---------- Given entries ----------
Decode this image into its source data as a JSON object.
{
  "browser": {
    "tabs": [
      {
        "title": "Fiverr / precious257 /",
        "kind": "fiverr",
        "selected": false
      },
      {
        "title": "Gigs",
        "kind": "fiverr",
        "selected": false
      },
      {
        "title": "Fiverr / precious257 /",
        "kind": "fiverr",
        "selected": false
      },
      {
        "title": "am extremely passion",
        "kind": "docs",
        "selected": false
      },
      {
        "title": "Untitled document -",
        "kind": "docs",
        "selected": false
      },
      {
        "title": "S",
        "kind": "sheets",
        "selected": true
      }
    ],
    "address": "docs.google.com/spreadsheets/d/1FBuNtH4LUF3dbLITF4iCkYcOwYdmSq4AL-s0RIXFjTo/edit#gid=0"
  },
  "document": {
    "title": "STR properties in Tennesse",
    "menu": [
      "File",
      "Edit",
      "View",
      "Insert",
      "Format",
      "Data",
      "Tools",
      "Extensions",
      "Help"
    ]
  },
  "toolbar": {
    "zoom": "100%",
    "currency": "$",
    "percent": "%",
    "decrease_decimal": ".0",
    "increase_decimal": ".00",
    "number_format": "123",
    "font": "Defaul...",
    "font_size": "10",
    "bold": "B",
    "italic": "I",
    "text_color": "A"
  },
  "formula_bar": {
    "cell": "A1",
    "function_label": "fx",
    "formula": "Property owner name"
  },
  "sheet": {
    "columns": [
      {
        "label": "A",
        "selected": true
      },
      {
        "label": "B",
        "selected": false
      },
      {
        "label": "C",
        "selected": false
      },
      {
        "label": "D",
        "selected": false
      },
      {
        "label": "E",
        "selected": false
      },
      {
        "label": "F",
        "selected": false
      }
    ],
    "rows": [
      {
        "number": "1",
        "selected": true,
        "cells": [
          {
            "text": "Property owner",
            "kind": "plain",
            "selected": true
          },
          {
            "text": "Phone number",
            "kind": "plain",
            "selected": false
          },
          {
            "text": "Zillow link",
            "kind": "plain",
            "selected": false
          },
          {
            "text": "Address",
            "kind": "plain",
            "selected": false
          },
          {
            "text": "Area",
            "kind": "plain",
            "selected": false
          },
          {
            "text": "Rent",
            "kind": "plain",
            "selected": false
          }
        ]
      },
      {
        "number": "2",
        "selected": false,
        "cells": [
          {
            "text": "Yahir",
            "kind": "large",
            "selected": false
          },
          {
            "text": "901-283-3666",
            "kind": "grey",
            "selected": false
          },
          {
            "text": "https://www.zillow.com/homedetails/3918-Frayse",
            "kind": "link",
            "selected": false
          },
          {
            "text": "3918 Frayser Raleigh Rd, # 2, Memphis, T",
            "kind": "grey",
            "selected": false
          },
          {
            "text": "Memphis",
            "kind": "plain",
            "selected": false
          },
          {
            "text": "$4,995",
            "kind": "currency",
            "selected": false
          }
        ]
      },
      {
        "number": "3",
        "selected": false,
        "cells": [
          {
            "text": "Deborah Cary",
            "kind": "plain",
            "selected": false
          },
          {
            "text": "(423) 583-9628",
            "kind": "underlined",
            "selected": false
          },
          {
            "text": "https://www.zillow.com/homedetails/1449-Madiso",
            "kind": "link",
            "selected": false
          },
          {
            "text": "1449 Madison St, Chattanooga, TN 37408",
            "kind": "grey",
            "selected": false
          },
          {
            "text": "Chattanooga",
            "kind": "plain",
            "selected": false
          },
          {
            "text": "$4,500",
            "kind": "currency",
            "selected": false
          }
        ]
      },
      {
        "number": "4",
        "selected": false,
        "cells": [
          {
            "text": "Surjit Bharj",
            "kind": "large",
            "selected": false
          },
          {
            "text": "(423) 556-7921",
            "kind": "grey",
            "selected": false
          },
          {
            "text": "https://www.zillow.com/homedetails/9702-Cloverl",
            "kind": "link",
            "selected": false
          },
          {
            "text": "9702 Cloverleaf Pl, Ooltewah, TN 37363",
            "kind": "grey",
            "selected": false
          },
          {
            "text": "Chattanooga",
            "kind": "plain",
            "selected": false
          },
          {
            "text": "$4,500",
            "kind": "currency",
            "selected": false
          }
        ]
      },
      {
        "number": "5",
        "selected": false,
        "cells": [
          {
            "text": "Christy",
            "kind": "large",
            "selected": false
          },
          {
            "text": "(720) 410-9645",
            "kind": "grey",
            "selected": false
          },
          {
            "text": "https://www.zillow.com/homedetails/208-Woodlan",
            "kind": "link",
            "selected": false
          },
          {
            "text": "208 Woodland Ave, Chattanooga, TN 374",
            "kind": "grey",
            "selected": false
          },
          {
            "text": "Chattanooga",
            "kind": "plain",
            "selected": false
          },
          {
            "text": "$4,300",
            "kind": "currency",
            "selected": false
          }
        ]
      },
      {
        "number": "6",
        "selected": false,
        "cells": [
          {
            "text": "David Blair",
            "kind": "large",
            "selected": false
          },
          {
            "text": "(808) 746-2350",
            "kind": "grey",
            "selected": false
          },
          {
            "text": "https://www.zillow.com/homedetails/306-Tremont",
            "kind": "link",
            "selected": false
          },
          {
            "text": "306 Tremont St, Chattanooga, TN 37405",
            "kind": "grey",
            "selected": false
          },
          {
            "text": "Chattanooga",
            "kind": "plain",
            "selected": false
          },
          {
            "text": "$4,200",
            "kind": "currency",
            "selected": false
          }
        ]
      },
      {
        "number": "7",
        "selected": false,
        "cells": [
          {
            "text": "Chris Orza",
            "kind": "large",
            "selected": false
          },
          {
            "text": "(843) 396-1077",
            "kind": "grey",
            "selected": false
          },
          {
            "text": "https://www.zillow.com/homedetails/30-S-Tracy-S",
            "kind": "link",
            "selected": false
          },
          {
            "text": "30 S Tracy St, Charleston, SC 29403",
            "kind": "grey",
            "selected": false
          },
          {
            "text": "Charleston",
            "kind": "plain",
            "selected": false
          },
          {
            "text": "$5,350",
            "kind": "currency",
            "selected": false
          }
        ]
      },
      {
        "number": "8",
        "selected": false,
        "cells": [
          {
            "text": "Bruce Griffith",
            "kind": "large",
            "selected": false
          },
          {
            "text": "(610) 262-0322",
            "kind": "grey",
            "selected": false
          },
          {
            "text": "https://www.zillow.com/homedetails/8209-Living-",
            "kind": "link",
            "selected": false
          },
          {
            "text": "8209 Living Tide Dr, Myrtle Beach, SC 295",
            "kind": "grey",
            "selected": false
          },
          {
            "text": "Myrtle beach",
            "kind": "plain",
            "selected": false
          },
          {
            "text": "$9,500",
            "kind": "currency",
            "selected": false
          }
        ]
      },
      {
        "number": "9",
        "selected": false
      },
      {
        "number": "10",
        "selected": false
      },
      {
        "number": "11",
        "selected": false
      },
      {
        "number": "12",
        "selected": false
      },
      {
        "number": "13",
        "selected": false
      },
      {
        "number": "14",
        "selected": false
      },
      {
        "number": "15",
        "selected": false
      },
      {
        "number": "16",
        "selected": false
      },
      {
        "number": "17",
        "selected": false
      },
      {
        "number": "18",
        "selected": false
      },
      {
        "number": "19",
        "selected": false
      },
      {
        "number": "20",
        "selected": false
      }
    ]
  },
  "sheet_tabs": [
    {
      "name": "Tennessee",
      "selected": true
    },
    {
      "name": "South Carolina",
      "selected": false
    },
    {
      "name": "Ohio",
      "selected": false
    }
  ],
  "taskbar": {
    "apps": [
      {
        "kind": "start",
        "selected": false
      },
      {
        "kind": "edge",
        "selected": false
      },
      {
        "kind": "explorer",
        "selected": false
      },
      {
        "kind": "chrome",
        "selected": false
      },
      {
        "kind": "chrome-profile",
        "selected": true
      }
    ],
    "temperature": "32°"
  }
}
----------
- _Task to complete_
Copy out each line above, character for character.

- _Result below_
Decode this image into its source data as a JSON object.
{
  "browser": {
    "tabs": [
      {
        "title": "Fiverr / precious257 /",
        "kind": "fiverr",
        "selected": false
      },
      {
        "title": "Gigs",
        "kind": "fiverr",
        "selected": false
      },
      {
        "title": "Fiverr / precious257 /",
        "kind": "fiverr",
        "selected": false
      },
      {
        "title": "am extremely passion",
        "kind": "docs",
        "selected": false
      },
      {
        "title": "Untitled document -",
        "kind": "docs",
        "selected": false
      },
      {
        "title": "S",
        "kind": "sheets",
        "selected": true
      }
    ],
    "address": "docs.google.com/spreadsheets/d/1FBuNtH4LUF3dbLITF4iCkYcOwYdmSq4AL-s0RIXFjTo/edit#gid=0"
  },
  "document": {
    "title": "STR properties in Tennesse",
    "menu": [
      "File",
      "Edit",
      "View",
      "Insert",
      "Format",
      "Data",
      "Tools",
      "Extensions",
      "Help"
    ]
  },
  "toolbar": {
    "zoom": "100%",
    "currency": "$",
    "percent": "%",
    "decrease_decimal": ".0",
    "increase_decimal": ".00",
    "number_format": "123",
    "font": "Defaul...",
    "font_size": "10",
    "bold": "B",
    "italic": "I",
    "text_color": "A"
  },
  "formula_bar": {
    "cell": "A1",
    "function_label": "fx",
    "formula": "Property owner name"
  },
  "sheet": {
    "columns": [
      {
        "label": "A",
        "selected": true
      },
      {
        "label": "B",
        "selected": false
      },
      {
        "label": "C",
        "selected": false
      },
      {
        "label": "D",
        "selected": false
      },
      {
        "label": "E",
        "selected": false
      },
      {
        "label": "F",
        "selected": false
      }
    ],
    "rows": [
      {
        "number": "1",
        "selected": true,
        "cells": [
          {
            "text": "Property owner",
            "kind": "plain",
            "selected": true
          },
          {
            "text": "Phone number",
            "kind": "plain",
            "selected": false
          },
          {
            "text": "Zillow link",
            "kind": "plain",
            "selected": false
          },
          {
            "text": "Address",
            "kind": "plain",
            "selected": false
          },
          {
            "text": "Area",
            "kind": "plain",
            "selected": false
          },
          {
            "text": "Rent",
            "kind": "plain",
            "selected": false
          }
        ]
      },
      {
        "number": "2",
        "selected": false,
        "cells": [
          {
            "text": "Yahir",
            "kind": "large",
            "selected": false
          },
          {
            "text": "901-283-3666",
            "kind": "grey",
            "selected": false
          },
          {
            "text": "https://www.zillow.com/homedetails/3918-Frayse",
            "kind": "link",
            "selected": false
          },
          {
            "text": "3918 Frayser Raleigh Rd, # 2, Memphis, T",
            "kind": "grey",
            "selected": false
          },
          {
            "text": "Memphis",
            "kind": "plain",
            "selected": false
          },
          {
            "text": "$4,995",
            "kind": "currency",
            "selected": false
          }
        ]
      },
      {
        "number": "3",
        "selected": false,
        "cells": [
          {
            "text": "Deborah Cary",
            "kind": "plain",
            "selected": false
          },
          {
            "text": "(423) 583-9628",
            "kind": "underlined",
            "selected": false
          },
          {
            "text": "https://www.zillow.com/homedetails/1449-Madiso",
            "kind": "link",
            "selected": false
          },
          {
            "text": "1449 Madison St, Chattanooga, TN 37408",
            "kind": "grey",
            "selected": false
          },
          {
            "text": "Chattanooga",
            "kind": "plain",
            "selected": false
          },
          {
            "text": "$4,500",
            "kind": "currency",
            "selected": false
          }
        ]
      },
      {
        "number": "4",
        "selected": false,
        "cells": [
          {
            "text": "Surjit Bharj",
            "kind": "large",
            "selected": false
          },
          {
            "text": "(423) 556-7921",
            "kind": "grey",
            "selected": false
          },
          {
            "text": "https://www.zillow.com/homedetails/9702-Cloverl",
            "kind": "link",
            "selected": false
          },
          {
            "text": "9702 Cloverleaf Pl, Ooltewah, TN 37363",
            "kind": "grey",
            "selected": false
          },
          {
            "text": "Chattanooga",
            "kind": "plain",
            "selected": false
          },
          {
            "text": "$4,500",
            "kind": "currency",
            "selected": false
          }
        ]
      },
      {
        "number": "5",
        "selected": false,
        "cells": [
          {
            "text": "Christy",
            "kind": "large",
            "selected": false
          },
          {
            "text": "(720) 410-9645",
            "kind": "grey",
            "selected": false
          },
          {
            "text": "https://www.zillow.com/homedetails/208-Woodlan",
            "kind": "link",
            "selected": false
          },
          {
            "text": "208 Woodland Ave, Chattanooga, TN 374",
            "kind": "grey",
            "selected": false
          },
          {
            "text": "Chattanooga",
            "kind": "plain",
            "selected": false
          },
          {
            "text": "$4,300",
            "kind": "currency",
            "selected": false
          }
        ]
      },
      {
        "number": "6",
        "selected": false,
        "cells": [
          {
            "text": "David Blair",
            "kind": "large",
            "selected": false
          },
          {
            "text": "(808) 746-2350",
            "kind": "grey",
            "selected": false
          },
          {
            "text": "https://www.zillow.com/homedetails/306-Tremont",
            "kind": "link",
            "selected": false
          },
          {
            "text": "306 Tremont St, Chattanooga, TN 37405",
            "kind": "grey",
            "selected": false
          },
          {
            "text": "Chattanooga",
            "kind": "plain",
            "selected": false
          },
          {
            "text": "$4,200",
            "kind": "currency",
            "selected": false
          }
        ]
      },
      {
        "number": "7",
        "selected": false,
        "cells": [
          {
            "text": "Chris Orza",
            "kind": "large",
            "selected": false
          },
          {
            "text": "(843) 396-1077",
            "kind": "grey",
            "selected": false
          },
          {
            "text": "https://www.zillow.com/homedetails/30-S-Tracy-S",
            "kind": "link",
            "selected": false
          },
          {
            "text": "30 S Tracy St, Charleston, SC 29403",
            "kind": "grey",
            "selected": false
          },
          {
            "text": "Charleston",
            "kind": "plain",
            "selected": false
          },
          {
            "text": "$5,350",
            "kind": "currency",
            "selected": false
          }
        ]
      },
      {
        "number": "8",
        "selected": false,
        "cells": [
          {
            "text": "Bruce Griffith",
            "kind": "large",
            "selected": false
          },
          {
            "text": "(610) 262-0322",
            "kind": "grey",
            "selected": false
          },
          {
            "text": "https://www.zillow.com/homedetails/8209-Living-",
            "kind": "link",
            "selected": false
          },
          {
            "text": "8209 Living Tide Dr, Myrtle Beach, SC 295",
            "kind": "grey",
            "selected": false
          },
          {
            "text": "Myrtle beach",
            "kind": "plain",
            "selected": false
          },
          {
            "text": "$9,500",
            "kind": "currency",
            "selected": false
          }
        ]
      },
      {
        "number": "9",
        "selected": false
      },
      {
        "number": "10",
        "selected": false
      },
      {
        "number": "11",
        "selected": false
      },
      {
        "number": "12",
        "selected": false
      },
      {
        "number": "13",
        "selected": false
      },
      {
        "number": "14",
        "selected": false
      },
      {
        "number": "15",
        "selected": false
      },
      {
        "number": "16",
        "selected": false
      },
      {
        "number": "17",
        "selected": false
      },
      {
        "number": "18",
        "selected": false
      },
      {
        "number": "19",
        "selected": false
      },
      {
        "number": "20",
        "selected": false
      }
    ]
  },
  "sheet_tabs": [
    {
      "name": "Tennessee",
      "selected": true
    },
    {
      "name": "South Carolina",
      "selected": false
    },
    {
      "name": "Ohio",
      "selected": false
    }
  ],
  "taskbar": {
    "apps": [
      {
        "kind": "start",
        "selected": false
      },
      {
        "kind": "edge",
        "selected": false
      },
      {
        "kind": "explorer",
        "selected": false
      },
      {
        "kind": "chrome",
        "selected": false
      },
      {
        "kind": "chrome-profile",
        "selected": true
      }
    ],
    "temperature": "32°"
  }
}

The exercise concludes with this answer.